* **Aim of the task**:
Extract each record and reproduce it exactly.

====== Available records ======

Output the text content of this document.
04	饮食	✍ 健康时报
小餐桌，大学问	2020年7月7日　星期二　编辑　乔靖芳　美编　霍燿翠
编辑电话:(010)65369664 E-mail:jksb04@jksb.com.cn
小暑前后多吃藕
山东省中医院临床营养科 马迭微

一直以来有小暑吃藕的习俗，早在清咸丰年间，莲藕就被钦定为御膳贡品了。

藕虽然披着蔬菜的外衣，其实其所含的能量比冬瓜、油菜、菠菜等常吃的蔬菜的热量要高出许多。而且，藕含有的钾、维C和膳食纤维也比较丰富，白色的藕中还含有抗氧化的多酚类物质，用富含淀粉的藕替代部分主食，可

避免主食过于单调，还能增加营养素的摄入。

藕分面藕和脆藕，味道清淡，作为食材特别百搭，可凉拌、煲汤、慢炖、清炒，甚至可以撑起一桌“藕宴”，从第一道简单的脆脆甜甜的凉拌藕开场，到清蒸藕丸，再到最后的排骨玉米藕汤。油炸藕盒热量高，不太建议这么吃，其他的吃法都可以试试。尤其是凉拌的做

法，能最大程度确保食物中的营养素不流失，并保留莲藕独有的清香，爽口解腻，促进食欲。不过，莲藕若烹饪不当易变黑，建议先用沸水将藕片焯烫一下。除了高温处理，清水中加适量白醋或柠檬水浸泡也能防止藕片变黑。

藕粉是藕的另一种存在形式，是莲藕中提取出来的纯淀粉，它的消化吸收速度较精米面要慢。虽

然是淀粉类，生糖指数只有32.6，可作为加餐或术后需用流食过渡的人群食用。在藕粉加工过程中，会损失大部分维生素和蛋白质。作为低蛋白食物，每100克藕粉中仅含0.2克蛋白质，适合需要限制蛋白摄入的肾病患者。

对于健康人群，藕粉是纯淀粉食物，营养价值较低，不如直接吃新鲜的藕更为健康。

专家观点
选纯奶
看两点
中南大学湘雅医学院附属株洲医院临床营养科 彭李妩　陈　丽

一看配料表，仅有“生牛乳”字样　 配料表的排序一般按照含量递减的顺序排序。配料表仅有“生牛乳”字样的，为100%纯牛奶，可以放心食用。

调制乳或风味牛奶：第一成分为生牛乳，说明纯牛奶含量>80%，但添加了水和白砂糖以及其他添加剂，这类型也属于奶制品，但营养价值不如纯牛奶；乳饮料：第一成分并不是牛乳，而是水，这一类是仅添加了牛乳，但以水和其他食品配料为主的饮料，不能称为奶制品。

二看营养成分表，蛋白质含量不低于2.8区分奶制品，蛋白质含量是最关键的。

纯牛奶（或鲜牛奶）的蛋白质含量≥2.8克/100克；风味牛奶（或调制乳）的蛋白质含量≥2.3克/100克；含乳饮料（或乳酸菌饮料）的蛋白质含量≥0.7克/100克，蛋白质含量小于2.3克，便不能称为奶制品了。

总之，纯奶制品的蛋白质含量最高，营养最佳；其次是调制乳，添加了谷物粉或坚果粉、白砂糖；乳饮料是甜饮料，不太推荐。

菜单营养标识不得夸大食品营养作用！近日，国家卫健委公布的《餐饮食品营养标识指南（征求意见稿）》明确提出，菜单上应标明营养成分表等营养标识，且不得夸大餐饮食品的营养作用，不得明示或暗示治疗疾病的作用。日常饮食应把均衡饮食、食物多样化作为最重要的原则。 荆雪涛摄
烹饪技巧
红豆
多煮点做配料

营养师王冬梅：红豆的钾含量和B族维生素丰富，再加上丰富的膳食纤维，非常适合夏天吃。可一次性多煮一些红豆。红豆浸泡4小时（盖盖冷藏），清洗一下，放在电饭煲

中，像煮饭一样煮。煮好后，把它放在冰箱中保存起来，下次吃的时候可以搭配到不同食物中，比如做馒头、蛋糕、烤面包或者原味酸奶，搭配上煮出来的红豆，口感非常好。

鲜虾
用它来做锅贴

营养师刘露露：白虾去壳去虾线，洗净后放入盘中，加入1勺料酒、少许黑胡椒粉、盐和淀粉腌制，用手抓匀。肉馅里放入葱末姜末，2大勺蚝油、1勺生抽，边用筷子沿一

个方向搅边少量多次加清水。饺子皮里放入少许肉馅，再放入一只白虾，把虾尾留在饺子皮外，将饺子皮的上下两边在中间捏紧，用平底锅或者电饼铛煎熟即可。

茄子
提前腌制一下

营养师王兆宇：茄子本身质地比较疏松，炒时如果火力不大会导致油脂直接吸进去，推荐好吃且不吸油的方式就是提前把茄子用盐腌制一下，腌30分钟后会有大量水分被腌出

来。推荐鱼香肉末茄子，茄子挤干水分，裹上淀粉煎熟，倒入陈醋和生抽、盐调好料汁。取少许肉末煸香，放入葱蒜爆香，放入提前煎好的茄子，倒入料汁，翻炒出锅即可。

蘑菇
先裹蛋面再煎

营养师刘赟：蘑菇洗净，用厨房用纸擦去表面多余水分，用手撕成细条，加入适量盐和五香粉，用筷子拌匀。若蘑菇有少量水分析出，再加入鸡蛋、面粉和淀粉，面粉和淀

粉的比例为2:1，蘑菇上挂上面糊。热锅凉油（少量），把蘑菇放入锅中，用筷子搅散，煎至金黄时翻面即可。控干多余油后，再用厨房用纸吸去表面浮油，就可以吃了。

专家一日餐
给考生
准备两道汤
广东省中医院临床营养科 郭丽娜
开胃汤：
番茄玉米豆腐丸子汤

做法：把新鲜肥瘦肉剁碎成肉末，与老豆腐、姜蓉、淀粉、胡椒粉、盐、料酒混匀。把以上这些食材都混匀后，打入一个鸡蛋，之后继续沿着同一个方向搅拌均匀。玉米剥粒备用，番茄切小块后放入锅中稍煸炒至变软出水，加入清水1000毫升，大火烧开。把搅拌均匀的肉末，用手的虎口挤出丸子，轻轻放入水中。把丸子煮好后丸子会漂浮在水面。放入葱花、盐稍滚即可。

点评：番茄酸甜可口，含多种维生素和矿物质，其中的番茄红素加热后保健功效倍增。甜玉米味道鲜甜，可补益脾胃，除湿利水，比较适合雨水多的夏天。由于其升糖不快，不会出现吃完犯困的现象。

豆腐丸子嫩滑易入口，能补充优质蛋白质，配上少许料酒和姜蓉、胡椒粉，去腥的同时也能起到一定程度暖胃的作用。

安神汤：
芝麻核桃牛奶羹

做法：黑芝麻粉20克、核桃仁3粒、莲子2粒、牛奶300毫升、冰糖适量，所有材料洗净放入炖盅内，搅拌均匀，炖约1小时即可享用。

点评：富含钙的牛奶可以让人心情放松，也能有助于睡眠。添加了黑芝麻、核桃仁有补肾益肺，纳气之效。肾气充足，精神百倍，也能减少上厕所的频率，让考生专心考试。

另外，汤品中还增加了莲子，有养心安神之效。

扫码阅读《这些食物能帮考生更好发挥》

======

* **Exercise response**:
Output the text content of this document.
04	饮食	✍ 健康时报
小餐桌，大学问	2020年7月7日　星期二　编辑　乔靖芳　美编　霍燿翠
编辑电话:(010)65369664 E-mail:jksb04@jksb.com.cn
小暑前后多吃藕
山东省中医院临床营养科 马迭微

一直以来有小暑吃藕的习俗，早在清咸丰年间，莲藕就被钦定为御膳贡品了。

藕虽然披着蔬菜的外衣，其实其所含的能量比冬瓜、油菜、菠菜等常吃的蔬菜的热量要高出许多。而且，藕含有的钾、维C和膳食纤维也比较丰富，白色的藕中还含有抗氧化的多酚类物质，用富含淀粉的藕替代部分主食，可

避免主食过于单调，还能增加营养素的摄入。

藕分面藕和脆藕，味道清淡，作为食材特别百搭，可凉拌、煲汤、慢炖、清炒，甚至可以撑起一桌“藕宴”，从第一道简单的脆脆甜甜的凉拌藕开场，到清蒸藕丸，再到最后的排骨玉米藕汤。油炸藕盒热量高，不太建议这么吃，其他的吃法都可以试试。尤其是凉拌的做

法，能最大程度确保食物中的营养素不流失，并保留莲藕独有的清香，爽口解腻，促进食欲。不过，莲藕若烹饪不当易变黑，建议先用沸水将藕片焯烫一下。除了高温处理，清水中加适量白醋或柠檬水浸泡也能防止藕片变黑。

藕粉是藕的另一种存在形式，是莲藕中提取出来的纯淀粉，它的消化吸收速度较精米面要慢。虽

然是淀粉类，生糖指数只有32.6，可作为加餐或术后需用流食过渡的人群食用。在藕粉加工过程中，会损失大部分维生素和蛋白质。作为低蛋白食物，每100克藕粉中仅含0.2克蛋白质，适合需要限制蛋白摄入的肾病患者。

对于健康人群，藕粉是纯淀粉食物，营养价值较低，不如直接吃新鲜的藕更为健康。

专家观点
选纯奶
看两点
中南大学湘雅医学院附属株洲医院临床营养科 彭李妩　陈　丽

一看配料表，仅有“生牛乳”字样　 配料表的排序一般按照含量递减的顺序排序。配料表仅有“生牛乳”字样的，为100%纯牛奶，可以放心食用。

调制乳或风味牛奶：第一成分为生牛乳，说明纯牛奶含量>80%，但添加了水和白砂糖以及其他添加剂，这类型也属于奶制品，但营养价值不如纯牛奶；乳饮料：第一成分并不是牛乳，而是水，这一类是仅添加了牛乳，但以水和其他食品配料为主的饮料，不能称为奶制品。

二看营养成分表，蛋白质含量不低于2.8区分奶制品，蛋白质含量是最关键的。

纯牛奶（或鲜牛奶）的蛋白质含量≥2.8克/100克；风味牛奶（或调制乳）的蛋白质含量≥2.3克/100克；含乳饮料（或乳酸菌饮料）的蛋白质含量≥0.7克/100克，蛋白质含量小于2.3克，便不能称为奶制品了。

总之，纯奶制品的蛋白质含量最高，营养最佳；其次是调制乳，添加了谷物粉或坚果粉、白砂糖；乳饮料是甜饮料，不太推荐。

菜单营养标识不得夸大食品营养作用！近日，国家卫健委公布的《餐饮食品营养标识指南（征求意见稿）》明确提出，菜单上应标明营养成分表等营养标识，且不得夸大餐饮食品的营养作用，不得明示或暗示治疗疾病的作用。日常饮食应把均衡饮食、食物多样化作为最重要的原则。 荆雪涛摄
烹饪技巧
红豆
多煮点做配料

营养师王冬梅：红豆的钾含量和B族维生素丰富，再加上丰富的膳食纤维，非常适合夏天吃。可一次性多煮一些红豆。红豆浸泡4小时（盖盖冷藏），清洗一下，放在电饭煲

中，像煮饭一样煮。煮好后，把它放在冰箱中保存起来，下次吃的时候可以搭配到不同食物中，比如做馒头、蛋糕、烤面包或者原味酸奶，搭配上煮出来的红豆，口感非常好。

鲜虾
用它来做锅贴

营养师刘露露：白虾去壳去虾线，洗净后放入盘中，加入1勺料酒、少许黑胡椒粉、盐和淀粉腌制，用手抓匀。肉馅里放入葱末姜末，2大勺蚝油、1勺生抽，边用筷子沿一

个方向搅边少量多次加清水。饺子皮里放入少许肉馅，再放入一只白虾，把虾尾留在饺子皮外，将饺子皮的上下两边在中间捏紧，用平底锅或者电饼铛煎熟即可。

茄子
提前腌制一下

营养师王兆宇：茄子本身质地比较疏松，炒时如果火力不大会导致油脂直接吸进去，推荐好吃且不吸油的方式就是提前把茄子用盐腌制一下，腌30分钟后会有大量水分被腌出

来。推荐鱼香肉末茄子，茄子挤干水分，裹上淀粉煎熟，倒入陈醋和生抽、盐调好料汁。取少许肉末煸香，放入葱蒜爆香，放入提前煎好的茄子，倒入料汁，翻炒出锅即可。

蘑菇
先裹蛋面再煎

营养师刘赟：蘑菇洗净，用厨房用纸擦去表面多余水分，用手撕成细条，加入适量盐和五香粉，用筷子拌匀。若蘑菇有少量水分析出，再加入鸡蛋、面粉和淀粉，面粉和淀

粉的比例为2:1，蘑菇上挂上面糊。热锅凉油（少量），把蘑菇放入锅中，用筷子搅散，煎至金黄时翻面即可。控干多余油后，再用厨房用纸吸去表面浮油，就可以吃了。

专家一日餐
给考生
准备两道汤
广东省中医院临床营养科 郭丽娜
开胃汤：
番茄玉米豆腐丸子汤

做法：把新鲜肥瘦肉剁碎成肉末，与老豆腐、姜蓉、淀粉、胡椒粉、盐、料酒混匀。把以上这些食材都混匀后，打入一个鸡蛋，之后继续沿着同一个方向搅拌均匀。玉米剥粒备用，番茄切小块后放入锅中稍煸炒至变软出水，加入清水1000毫升，大火烧开。把搅拌均匀的肉末，用手的虎口挤出丸子，轻轻放入水中。把丸子煮好后丸子会漂浮在水面。放入葱花、盐稍滚即可。

点评：番茄酸甜可口，含多种维生素和矿物质，其中的番茄红素加热后保健功效倍增。甜玉米味道鲜甜，可补益脾胃，除湿利水，比较适合雨水多的夏天。由于其升糖不快，不会出现吃完犯困的现象。

豆腐丸子嫩滑易入口，能补充优质蛋白质，配上少许料酒和姜蓉、胡椒粉，去腥的同时也能起到一定程度暖胃的作用。

安神汤：
芝麻核桃牛奶羹

做法：黑芝麻粉20克、核桃仁3粒、莲子2粒、牛奶300毫升、冰糖适量，所有材料洗净放入炖盅内，搅拌均匀，炖约1小时即可享用。

点评：富含钙的牛奶可以让人心情放松，也能有助于睡眠。添加了黑芝麻、核桃仁有补肾益肺，纳气之效。肾气充足，精神百倍，也能减少上厕所的频率，让考生专心考试。

另外，汤品中还增加了莲子，有养心安神之效。

扫码阅读《这些食物能帮考生更好发挥》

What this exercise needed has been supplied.